→ **TEXT EXCERPT**:
The European Court of Justice (ECJ) is challenging national legislators in the European Union who introduced privacy laws stricter than those provided for by the European Data Protection Directive (95/46/EC). In a decision issued on November 24, 2011, the ECJ declared a provision in the Spanish Organic Law 15/1999 invalid because it imposes additional requirements for data processing not contained in the Directive.

The decision supports the plans of the European Commission to enhance harmonization of privacy laws in the European Union. In a speech held on November 28, 2011, Viviane Reding, Vice President of the European Commission, confirmed that the planned reform of the Directive will lead to consistent rules across the European Union. The plans are in line with the direction taken by the ECJ. The proposal of the European Commission will be published by the end of January 2012, Reding said.

According to the ECJ, however, the existing legal framework addressed by Reding might not be as fragmented as suggested. A strict interpretation of the decision suggests that any data processing permitted under the Directive cannot be limited under national law. Consequently, the decision calls into question the validity of many provisions set out in the existing national privacy laws in the European Union. If all national laws that are stricter than the Directive are disregarded in accordance with the recent ECJ decision, privacy laws in Europe could already be more harmonized than previously thought.

Many member states of the European Union view the Directive as providing a pan-European “floor” of data protections, rather than ruling out more restrictive national laws or requirements.  They have relied on a provision stating that national legislators shall “determine more precisely the conditions under which the processing of data is lawful” (Article 5 of the Directive). The ECJ confirmed in an earlier decision (Lindqvist) that the Directive allows member states “a margin for manoeuvre in certain areas”, but the court already stressed that this margin is limited due to the overall objective of the Directive to allow free movement of data (Paragraph 97).

Over the past 15 years, many member states have taken the liberty of introducing stricter requirements for data processing than contemplated in the Directive. The ECJ evaluated the validity of a condition included in the Spanish Organic Law 15/1999 that allows the use of data for marketing purposes under the so-called balance of interest clause (Article 7 (f) of the Directive) only if the data are included in public sources (Article 6 (2) of Organic Law 15/1999). As the balance of interest clause in the Directive does not contain a limitation requiring data to be from public sources, the ECJ ruled that the provision in the Spanish law is in breach of the Directive.

If a member state is in breach of a European Directive, the European Commission can instigate proceedings, but it could take years before such proceedings have any practical effect. It is therefore important that the ECJ has not only confirmed the breach by the Spanish legislature as such but also has stated that Article 7 (f) of the Directive has “direct effect”. As a result, the Spanish court which put the questions before the ECJ may now disregard the wording of the existing Spanish provision and rule in favour of the two associations who initiated the case.

From a practical perspective, data controllers regulated by European privacy laws are left with a tricky issue. One could take the view that any data processing should be undertaken solely under the rules of the Directive and stricter provision under any national law could be ignored. On the other hand, it is unlikely that national authorities will give up that easily on the additional limitations imposed by national law. Therefore, it will take some gumption to oppose the authorities based on the new ECJ decision. Finally, it should be noted that additional restrictions imposed by other European Directives (for example the Cookie consent rules under the ePrivacy Directive) remain valid.

→ **SOURCE DATA**:
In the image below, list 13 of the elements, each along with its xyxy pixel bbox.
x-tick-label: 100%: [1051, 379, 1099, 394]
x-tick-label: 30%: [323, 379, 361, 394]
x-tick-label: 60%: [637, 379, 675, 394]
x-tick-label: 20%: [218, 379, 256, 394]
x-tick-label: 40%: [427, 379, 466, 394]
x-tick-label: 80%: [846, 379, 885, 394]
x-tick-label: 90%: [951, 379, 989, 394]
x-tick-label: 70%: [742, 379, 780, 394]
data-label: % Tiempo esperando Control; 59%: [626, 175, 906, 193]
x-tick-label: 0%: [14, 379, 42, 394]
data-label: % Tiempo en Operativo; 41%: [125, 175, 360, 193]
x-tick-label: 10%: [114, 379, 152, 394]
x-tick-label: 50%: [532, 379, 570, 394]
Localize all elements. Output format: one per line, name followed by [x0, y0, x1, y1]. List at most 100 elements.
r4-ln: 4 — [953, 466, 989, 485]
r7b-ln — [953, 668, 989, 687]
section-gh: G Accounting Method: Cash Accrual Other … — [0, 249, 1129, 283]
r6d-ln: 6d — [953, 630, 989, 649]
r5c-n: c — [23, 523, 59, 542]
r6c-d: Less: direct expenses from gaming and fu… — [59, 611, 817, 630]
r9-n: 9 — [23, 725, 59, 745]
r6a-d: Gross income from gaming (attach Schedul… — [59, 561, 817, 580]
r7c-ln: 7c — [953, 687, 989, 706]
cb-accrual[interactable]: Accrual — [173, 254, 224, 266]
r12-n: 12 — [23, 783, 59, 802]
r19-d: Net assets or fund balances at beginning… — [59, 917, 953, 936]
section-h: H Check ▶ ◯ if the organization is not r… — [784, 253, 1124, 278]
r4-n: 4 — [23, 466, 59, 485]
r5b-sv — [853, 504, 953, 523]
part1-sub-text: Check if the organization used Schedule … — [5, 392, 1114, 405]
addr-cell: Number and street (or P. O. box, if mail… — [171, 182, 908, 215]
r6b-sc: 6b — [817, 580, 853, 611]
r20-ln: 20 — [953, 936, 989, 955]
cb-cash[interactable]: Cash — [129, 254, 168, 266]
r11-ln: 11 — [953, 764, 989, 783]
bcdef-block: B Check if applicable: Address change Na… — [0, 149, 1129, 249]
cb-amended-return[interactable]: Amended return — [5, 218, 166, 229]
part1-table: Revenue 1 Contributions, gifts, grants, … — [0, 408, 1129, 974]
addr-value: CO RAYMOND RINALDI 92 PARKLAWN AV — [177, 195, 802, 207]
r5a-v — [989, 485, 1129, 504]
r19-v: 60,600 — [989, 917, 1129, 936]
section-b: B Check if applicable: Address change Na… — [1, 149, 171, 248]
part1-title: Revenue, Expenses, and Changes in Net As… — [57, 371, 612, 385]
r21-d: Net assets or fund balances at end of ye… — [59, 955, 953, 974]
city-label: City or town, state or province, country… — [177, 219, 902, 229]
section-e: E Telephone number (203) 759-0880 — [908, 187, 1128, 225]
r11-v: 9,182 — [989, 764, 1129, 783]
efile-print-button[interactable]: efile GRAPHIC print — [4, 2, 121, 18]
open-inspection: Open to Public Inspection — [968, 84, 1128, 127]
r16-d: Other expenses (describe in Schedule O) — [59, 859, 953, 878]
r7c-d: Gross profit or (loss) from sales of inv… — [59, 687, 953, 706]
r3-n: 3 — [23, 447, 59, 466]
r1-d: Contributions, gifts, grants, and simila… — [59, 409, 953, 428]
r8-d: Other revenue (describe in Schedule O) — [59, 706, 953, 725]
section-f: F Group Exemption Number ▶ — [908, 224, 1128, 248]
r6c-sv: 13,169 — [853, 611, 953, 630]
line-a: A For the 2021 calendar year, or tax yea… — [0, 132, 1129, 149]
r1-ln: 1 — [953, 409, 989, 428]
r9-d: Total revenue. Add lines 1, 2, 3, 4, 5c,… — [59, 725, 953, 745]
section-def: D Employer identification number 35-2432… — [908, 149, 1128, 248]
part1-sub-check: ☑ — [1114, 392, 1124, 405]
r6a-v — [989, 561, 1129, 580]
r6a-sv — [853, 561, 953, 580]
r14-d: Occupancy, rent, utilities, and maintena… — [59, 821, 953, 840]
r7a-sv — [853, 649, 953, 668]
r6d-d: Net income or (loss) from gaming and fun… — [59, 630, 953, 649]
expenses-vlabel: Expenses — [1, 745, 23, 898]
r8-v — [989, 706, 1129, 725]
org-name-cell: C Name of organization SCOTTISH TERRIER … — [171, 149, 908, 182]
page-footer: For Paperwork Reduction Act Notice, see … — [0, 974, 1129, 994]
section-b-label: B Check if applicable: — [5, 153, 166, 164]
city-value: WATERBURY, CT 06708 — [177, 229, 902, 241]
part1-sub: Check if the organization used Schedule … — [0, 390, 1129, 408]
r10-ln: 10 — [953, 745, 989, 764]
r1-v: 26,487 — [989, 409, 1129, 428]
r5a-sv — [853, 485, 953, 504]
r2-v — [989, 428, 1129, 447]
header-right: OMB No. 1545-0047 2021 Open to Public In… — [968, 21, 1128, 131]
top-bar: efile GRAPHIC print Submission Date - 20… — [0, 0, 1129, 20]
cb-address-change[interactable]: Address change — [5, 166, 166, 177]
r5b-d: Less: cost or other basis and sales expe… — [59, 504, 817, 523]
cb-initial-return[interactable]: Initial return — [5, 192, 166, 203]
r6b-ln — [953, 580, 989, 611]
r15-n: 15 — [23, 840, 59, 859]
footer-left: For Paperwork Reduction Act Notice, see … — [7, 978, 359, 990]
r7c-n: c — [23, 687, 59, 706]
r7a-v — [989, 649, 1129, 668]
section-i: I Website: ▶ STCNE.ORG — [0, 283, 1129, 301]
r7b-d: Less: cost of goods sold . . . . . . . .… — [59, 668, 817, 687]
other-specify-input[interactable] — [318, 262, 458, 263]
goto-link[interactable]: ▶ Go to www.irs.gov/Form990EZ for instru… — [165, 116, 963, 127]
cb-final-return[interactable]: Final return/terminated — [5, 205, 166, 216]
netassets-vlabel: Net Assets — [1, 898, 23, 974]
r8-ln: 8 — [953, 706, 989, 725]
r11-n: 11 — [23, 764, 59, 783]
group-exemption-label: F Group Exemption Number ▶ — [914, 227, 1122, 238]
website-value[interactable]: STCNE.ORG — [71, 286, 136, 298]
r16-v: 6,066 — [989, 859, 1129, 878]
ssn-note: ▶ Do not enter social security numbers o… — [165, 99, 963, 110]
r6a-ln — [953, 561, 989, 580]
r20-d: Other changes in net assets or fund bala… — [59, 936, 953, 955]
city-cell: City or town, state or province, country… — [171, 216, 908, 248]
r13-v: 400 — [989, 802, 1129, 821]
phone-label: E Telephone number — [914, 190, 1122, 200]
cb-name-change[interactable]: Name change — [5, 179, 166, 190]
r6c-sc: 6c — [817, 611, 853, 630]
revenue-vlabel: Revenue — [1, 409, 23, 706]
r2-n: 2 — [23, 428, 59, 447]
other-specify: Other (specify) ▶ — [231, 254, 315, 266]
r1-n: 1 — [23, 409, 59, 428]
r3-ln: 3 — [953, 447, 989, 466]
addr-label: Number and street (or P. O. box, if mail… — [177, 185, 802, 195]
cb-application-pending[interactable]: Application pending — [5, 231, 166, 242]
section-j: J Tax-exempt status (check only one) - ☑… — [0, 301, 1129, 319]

→ **INSTRUCTIONS**:
**A)** Summarize the ECJ privacy ruling article in two sentences.
**B)** List every numbered article of legislation cited in the ECJ privacy ruling article.
**C)** Duplicate the passage of the ECJ privacy ruling article between "If a member" and "initiated the case.", inclusive.

→ **EXERCISE RESULTS**:
**A)** In a decision issued on November 24, 2011, the ECJ declared invalid a provision of Spanish Organic Law 15/1999 that allowed marketing use of data under the balance of interest clause only if the data came from public sources, because this imposed requirements not contained in the Data Protection Directive; the court also stated that Article 7 (f) of the Directive has direct effect. The ruling supports the European Commission's plans to harmonize EU privacy laws and calls into question many stricter national provisions, though data controllers face a tricky issue because national authorities are unlikely to give up their additional limitations easily.

**B)**
- Article 5 of the Directive
- Article 7 (f) of the Directive
- Article 6 (2) of Organic Law 15/1999

**C)**
If a member state is in breach of a European Directive, the European Commission can instigate proceedings, but it could take years before such proceedings have any practical effect. It is therefore important that the ECJ has not only confirmed the breach by the Spanish legislature as such but also has stated that Article 7 (f) of the Directive has “direct effect”. As a result, the Spanish court which put the questions before the ECJ may now disregard the wording of the existing Spanish provision and rule in favour of the two associations who initiated the case.